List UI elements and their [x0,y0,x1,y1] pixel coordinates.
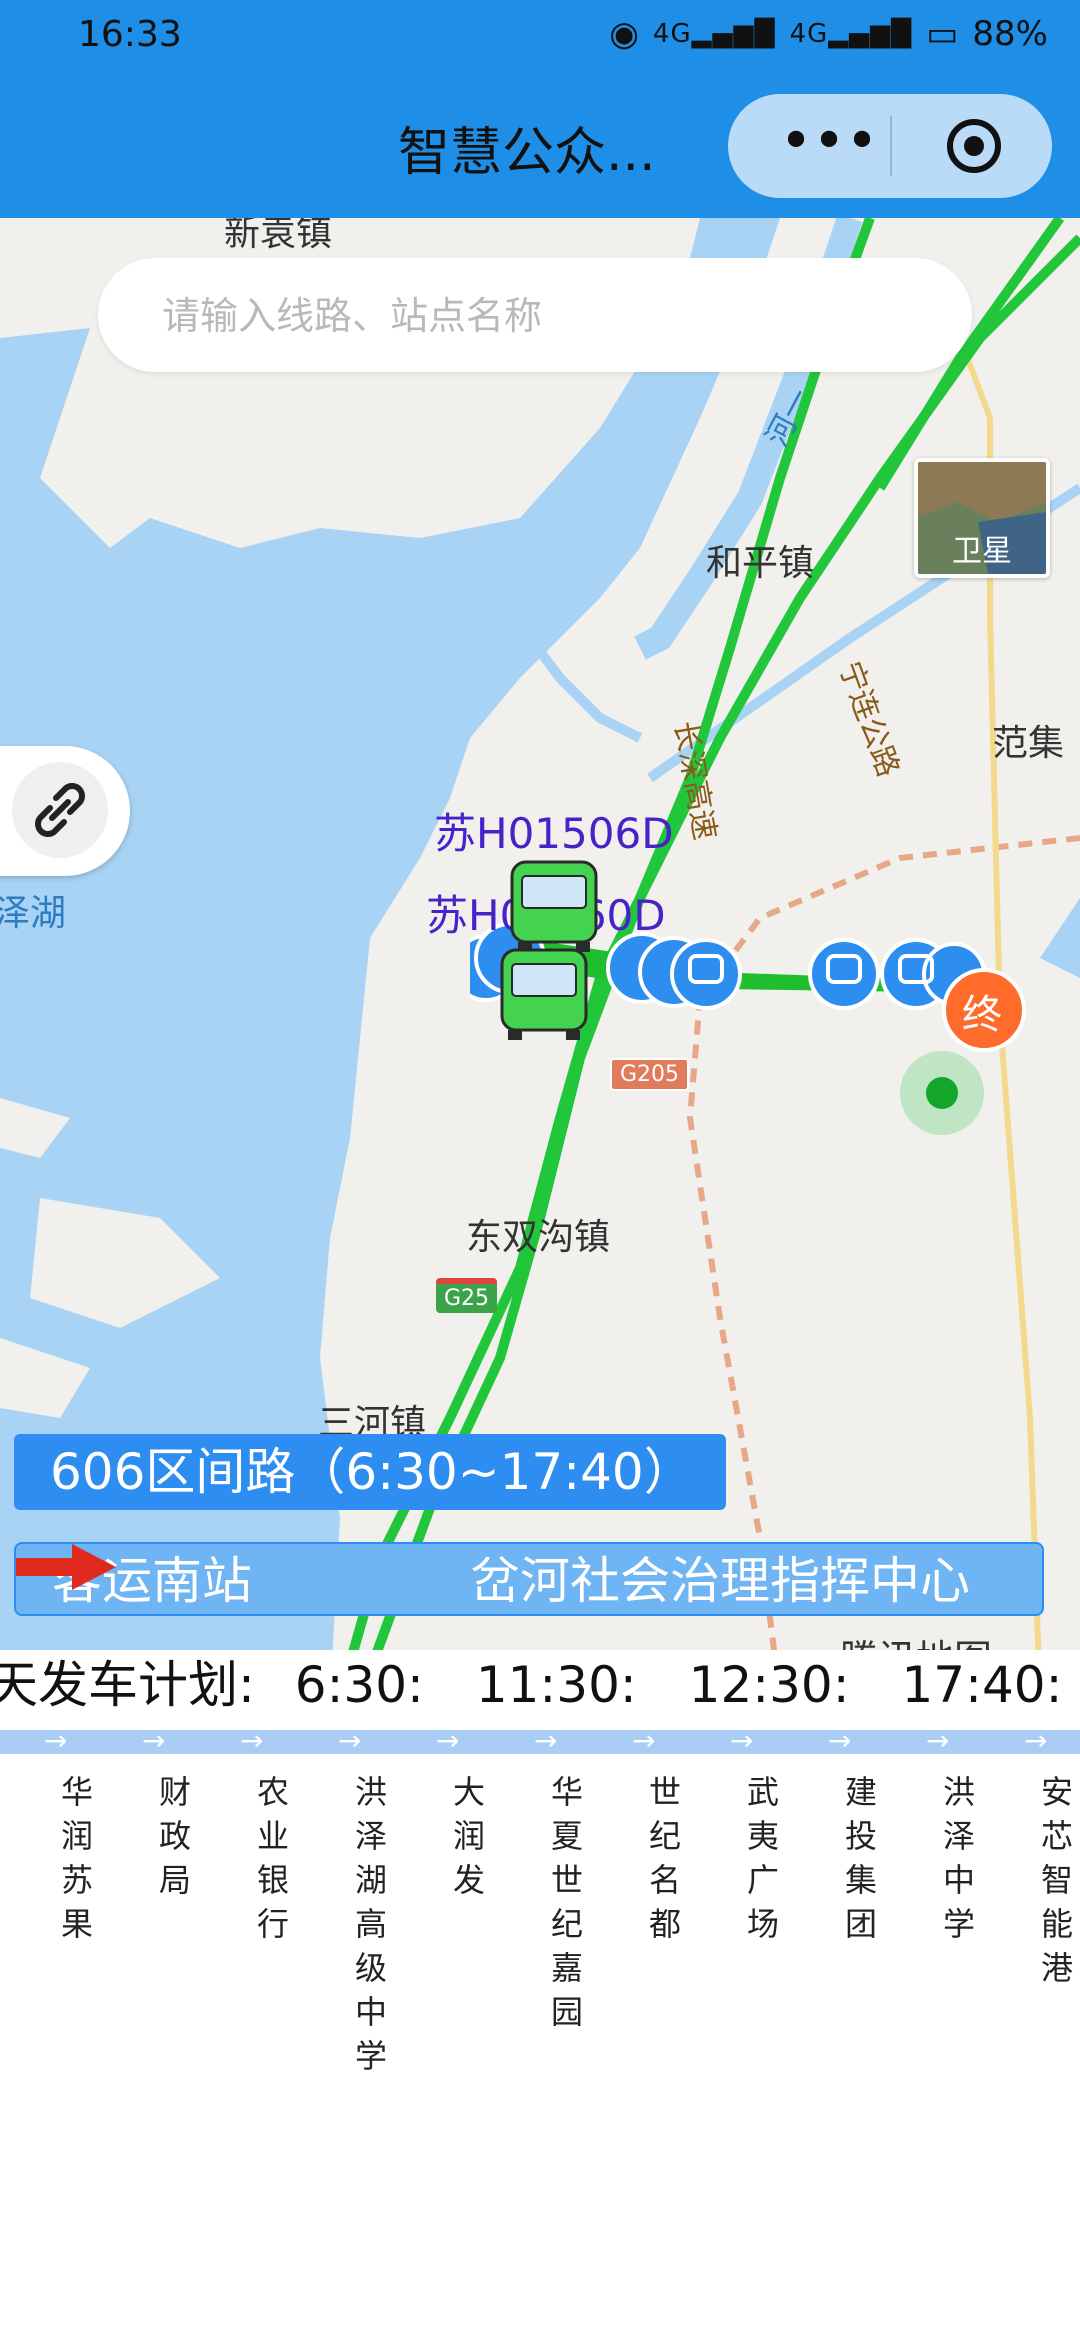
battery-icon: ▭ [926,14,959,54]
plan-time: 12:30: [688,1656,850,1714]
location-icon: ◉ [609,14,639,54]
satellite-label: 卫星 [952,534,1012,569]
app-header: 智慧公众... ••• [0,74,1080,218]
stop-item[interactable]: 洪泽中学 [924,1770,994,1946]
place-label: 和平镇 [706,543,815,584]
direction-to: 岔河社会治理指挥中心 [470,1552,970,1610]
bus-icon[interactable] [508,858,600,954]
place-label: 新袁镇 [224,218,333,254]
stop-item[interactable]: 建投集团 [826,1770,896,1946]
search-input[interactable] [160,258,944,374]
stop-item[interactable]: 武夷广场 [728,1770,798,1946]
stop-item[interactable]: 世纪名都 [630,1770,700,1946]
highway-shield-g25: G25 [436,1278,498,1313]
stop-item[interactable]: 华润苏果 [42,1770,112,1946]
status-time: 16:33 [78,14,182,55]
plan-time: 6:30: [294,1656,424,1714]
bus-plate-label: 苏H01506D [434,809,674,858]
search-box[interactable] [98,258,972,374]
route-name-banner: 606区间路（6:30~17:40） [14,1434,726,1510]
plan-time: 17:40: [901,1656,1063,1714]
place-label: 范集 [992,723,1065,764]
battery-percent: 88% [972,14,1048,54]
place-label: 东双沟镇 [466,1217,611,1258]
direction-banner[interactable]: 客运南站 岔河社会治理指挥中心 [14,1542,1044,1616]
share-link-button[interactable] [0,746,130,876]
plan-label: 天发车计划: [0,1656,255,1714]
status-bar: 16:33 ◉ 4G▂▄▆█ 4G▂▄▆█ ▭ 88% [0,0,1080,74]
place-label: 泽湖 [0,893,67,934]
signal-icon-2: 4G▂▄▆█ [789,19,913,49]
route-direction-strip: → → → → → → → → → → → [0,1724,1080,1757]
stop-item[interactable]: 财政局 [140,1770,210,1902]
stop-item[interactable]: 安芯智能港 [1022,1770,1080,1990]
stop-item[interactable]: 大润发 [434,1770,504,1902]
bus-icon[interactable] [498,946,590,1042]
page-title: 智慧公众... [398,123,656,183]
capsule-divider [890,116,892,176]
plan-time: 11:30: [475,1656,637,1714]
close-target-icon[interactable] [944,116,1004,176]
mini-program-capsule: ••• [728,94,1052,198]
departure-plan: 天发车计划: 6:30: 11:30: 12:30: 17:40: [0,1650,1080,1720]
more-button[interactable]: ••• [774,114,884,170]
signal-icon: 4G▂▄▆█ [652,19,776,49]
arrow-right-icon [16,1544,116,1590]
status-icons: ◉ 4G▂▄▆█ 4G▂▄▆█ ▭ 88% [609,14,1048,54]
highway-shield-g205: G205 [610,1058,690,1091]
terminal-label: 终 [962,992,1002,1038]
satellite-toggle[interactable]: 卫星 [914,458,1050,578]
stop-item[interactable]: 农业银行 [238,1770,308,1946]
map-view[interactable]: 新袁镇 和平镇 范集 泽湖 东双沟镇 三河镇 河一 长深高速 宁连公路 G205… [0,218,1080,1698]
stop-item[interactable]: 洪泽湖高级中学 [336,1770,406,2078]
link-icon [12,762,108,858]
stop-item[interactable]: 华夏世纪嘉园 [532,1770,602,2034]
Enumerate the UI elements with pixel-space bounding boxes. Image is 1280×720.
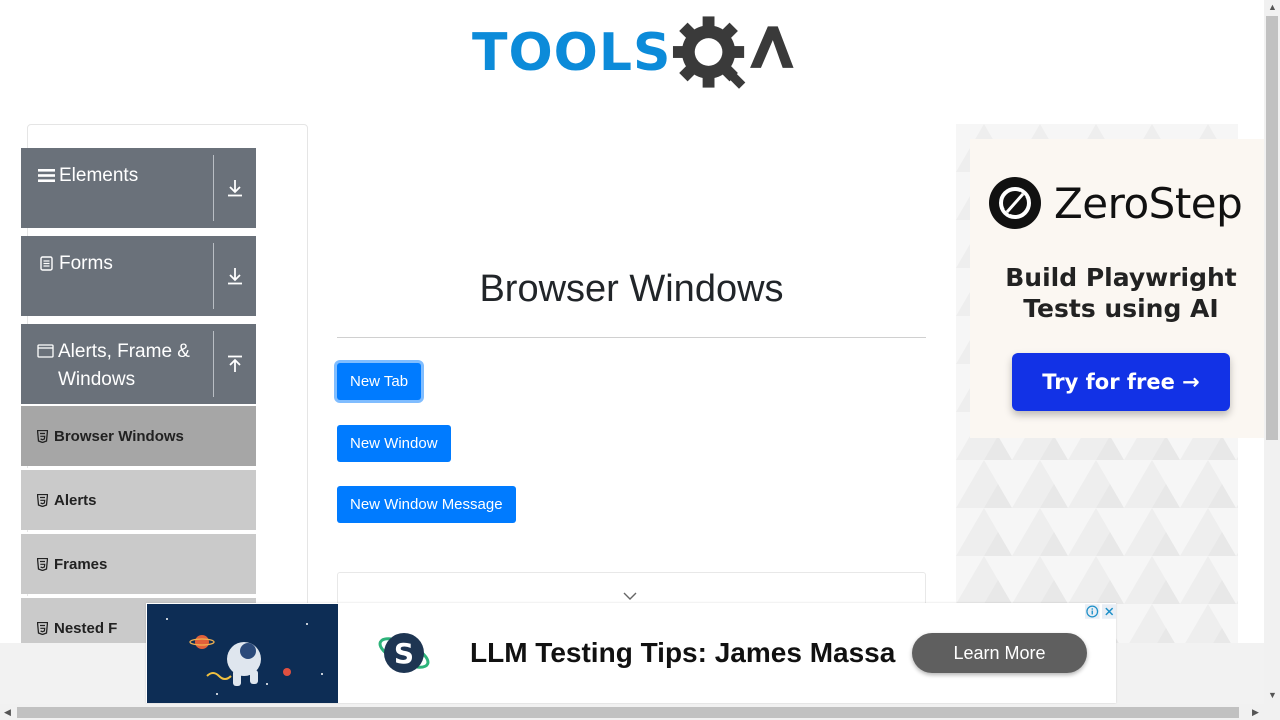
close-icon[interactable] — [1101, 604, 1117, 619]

══════

Description of the task: Can you express every line of the records above as a JSON list of strings, one string per line, with blank lines dropped and the pictures left out?

Solution:
[
  "List UI elements and their [x0,y0,x1,y1] pixel coordinates.",
  "battery-icon: ▭ [926,14,959,54]",
  "plan-time: 12:30: [688,1656,850,1714]",
  "location-icon: ◉ [609,14,639,54]",
  "satellite-label: 卫星 [952,534,1012,569]",
  "app-header: 智慧公众... ••• [0,74,1080,218]",
  "stop-item[interactable]: 洪泽中学 [924,1770,994,1946]",
  "place-label: 和平镇 [706,543,815,584]",
  "direction-to: 岔河社会治理指挥中心 [470,1552,970,1610]",
  "bus-icon[interactable] [508,858,600,954]",
  "place-label: 新袁镇 [224,218,333,254]",
  "stop-item[interactable]: 建投集团 [826,1770,896,1946]",
  "search-input[interactable] [160,258,944,374]",
  "stop-item[interactable]: 武夷广场 [728,1770,798,1946]",
  "stop-item[interactable]: 世纪名都 [630,1770,700,1946]",
  "highway-shield-g25: G25 [436,1278,498,1313]",
  "stop-item[interactable]: 华润苏果 [42,1770,112,1946]",
  "status-time: 16:33 [78,14,182,55]",
  "plan-time: 6:30: [294,1656,424,1714]",
  "bus-plate-label: 苏H01506D [434,809,674,858]",
  "search-box[interactable] [98,258,972,374]",
  "route-name-banner: 606区间路（6:30~17:40） [14,1434,726,1510]",
  "plan-time: 17:40: [901,1656,1063,1714]",
  "place-label: 范集 [992,723,1065,764]",
  "battery-percent: 88% [972,14,1048,54]",
  "place-label: 东双沟镇 [466,1217,611,1258]",
  "direction-banner[interactable]: 客运南站 岔河社会治理指挥中心 [14,1542,1044,1616]",
  "share-link-button[interactable] [0,746,130,876]",
  "plan-label: 天发车计划: [0,1656,255,1714]",
  "status-bar: 16:33 ◉ 4G▂▄▆█ 4G▂▄▆█ ▭ 88% [0,0,1080,74]",
  "place-label: 泽湖 [0,893,67,934]",
  "signal-icon-2: 4G▂▄▆█ [789,19,913,49]",
  "route-direction-strip: → → → → → → → → → → → [0,1724,1080,1757]",
  "stop-item[interactable]: 财政局 [140,1770,210,1902]",
  "stop-item[interactable]: 安芯智能港 [1022,1770,1080,1990]",
  "stop-item[interactable]: 大润发 [434,1770,504,1902]",
  "bus-icon[interactable] [498,946,590,1042]",
  "page-title: 智慧公众... [398,123,656,183]",
  "capsule-divider [890,116,892,176]",
  "plan-time: 11:30: [475,1656,637,1714]",
  "close-target-icon[interactable] [944,116,1004,176]",
  "mini-program-capsule: ••• [728,94,1052,198]",
  "departure-plan: 天发车计划: 6:30: 11:30: 12:30: 17:40: [0,1650,1080,1720]",
  "more-button[interactable]: ••• [774,114,884,170]",
  "signal-icon: 4G▂▄▆█ [652,19,776,49]",
  "arrow-right-icon [16,1544,116,1590]",
  "status-icons: ◉ 4G▂▄▆█ 4G▂▄▆█ ▭ 88% [609,14,1048,54]",
  "highway-shield-g205: G205 [610,1058,690,1091]",
  "terminal-label: 终 [962,992,1002,1038]",
  "satellite-toggle[interactable]: 卫星 [914,458,1050,578]",
  "stop-item[interactable]: 农业银行 [238,1770,308,1946]",
  "map-view[interactable]: 新袁镇 和平镇 范集 泽湖 东双沟镇 三河镇 河一 长深高速 宁连公路 G205… [0,218,1080,1698]",
  "stop-item[interactable]: 洪泽湖高级中学 [336,1770,406,2078]",
  "link-icon [12,762,108,858]",
  "stop-item[interactable]: 华夏世纪嘉园 [532,1770,602,2034]",
  "Enumerate the UI elements with pixel-space bounding boxes. Image is 1280×720.",
  "close-icon[interactable] — [1101, 604, 1117, 619]"
]